> _GOAL OF THE EXERCISE_:
Search the data below for "this"; list each line that holds it.

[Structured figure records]
-*-

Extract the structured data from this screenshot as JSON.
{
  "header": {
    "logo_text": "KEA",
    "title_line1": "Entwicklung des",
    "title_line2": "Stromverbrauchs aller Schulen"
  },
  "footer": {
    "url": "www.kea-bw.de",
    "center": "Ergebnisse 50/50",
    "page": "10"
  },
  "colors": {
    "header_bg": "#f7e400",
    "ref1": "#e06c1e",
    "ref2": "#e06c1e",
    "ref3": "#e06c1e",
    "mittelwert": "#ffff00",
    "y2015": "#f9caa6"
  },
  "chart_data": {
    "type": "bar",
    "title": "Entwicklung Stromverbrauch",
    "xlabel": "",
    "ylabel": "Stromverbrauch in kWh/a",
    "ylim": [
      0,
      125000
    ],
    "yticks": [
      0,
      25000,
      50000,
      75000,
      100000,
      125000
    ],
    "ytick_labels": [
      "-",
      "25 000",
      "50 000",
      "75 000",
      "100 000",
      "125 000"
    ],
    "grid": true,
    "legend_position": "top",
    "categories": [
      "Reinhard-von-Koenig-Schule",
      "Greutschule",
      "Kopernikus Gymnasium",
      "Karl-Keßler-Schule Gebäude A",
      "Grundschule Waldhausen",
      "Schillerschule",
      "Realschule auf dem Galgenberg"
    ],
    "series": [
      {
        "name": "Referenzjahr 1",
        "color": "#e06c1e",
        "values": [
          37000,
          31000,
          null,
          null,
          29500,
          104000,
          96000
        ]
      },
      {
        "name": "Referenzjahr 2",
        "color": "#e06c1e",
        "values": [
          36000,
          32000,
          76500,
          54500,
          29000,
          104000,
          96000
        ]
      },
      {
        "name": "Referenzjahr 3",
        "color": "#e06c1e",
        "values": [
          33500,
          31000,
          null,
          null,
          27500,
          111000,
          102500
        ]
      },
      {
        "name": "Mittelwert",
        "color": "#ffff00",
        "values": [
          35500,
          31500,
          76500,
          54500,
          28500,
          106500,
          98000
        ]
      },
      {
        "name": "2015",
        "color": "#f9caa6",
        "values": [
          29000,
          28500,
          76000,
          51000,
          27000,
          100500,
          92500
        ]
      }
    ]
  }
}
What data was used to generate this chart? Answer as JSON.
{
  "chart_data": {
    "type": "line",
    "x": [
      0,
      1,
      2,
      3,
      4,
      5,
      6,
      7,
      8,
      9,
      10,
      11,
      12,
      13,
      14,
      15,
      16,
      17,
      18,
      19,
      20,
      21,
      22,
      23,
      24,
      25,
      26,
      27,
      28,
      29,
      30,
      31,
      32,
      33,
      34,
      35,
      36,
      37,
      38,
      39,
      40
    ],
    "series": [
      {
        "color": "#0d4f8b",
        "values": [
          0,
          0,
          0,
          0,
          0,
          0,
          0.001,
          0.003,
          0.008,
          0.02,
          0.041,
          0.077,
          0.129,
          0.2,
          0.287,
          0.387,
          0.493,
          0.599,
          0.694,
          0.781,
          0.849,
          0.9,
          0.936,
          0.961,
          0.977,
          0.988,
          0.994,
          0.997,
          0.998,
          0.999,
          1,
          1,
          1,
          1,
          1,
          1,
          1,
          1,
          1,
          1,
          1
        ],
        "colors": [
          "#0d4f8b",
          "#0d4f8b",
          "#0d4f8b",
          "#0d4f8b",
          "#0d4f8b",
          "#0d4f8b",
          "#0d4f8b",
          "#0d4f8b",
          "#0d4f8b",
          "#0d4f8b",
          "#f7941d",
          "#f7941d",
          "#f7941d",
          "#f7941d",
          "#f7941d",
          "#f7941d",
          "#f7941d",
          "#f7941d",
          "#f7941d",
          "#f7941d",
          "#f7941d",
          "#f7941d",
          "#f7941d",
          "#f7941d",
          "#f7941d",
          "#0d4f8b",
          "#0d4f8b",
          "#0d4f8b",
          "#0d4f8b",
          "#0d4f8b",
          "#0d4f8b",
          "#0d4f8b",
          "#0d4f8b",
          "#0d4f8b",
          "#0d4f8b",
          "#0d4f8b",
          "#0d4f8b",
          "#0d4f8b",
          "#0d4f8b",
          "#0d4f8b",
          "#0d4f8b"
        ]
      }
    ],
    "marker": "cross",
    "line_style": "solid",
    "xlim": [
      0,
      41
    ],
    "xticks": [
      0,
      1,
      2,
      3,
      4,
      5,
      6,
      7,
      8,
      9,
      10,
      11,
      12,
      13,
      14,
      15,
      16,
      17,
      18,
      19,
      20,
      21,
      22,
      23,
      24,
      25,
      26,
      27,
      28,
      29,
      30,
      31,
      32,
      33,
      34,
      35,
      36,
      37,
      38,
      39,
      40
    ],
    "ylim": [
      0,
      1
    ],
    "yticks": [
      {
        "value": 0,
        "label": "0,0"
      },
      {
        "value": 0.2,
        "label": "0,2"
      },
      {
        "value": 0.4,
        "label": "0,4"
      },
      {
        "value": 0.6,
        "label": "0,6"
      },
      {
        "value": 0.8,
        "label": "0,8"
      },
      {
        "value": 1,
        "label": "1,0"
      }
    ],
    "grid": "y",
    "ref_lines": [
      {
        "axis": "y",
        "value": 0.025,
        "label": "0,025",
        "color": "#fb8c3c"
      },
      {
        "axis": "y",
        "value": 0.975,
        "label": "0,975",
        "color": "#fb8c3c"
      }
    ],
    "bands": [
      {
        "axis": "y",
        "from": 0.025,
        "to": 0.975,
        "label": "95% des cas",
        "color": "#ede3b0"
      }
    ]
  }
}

-*-

> _ANSWER BELOW_:
Extract the structured data from this screenshot as JSON.
What data was used to generate this chart? Answer as JSON.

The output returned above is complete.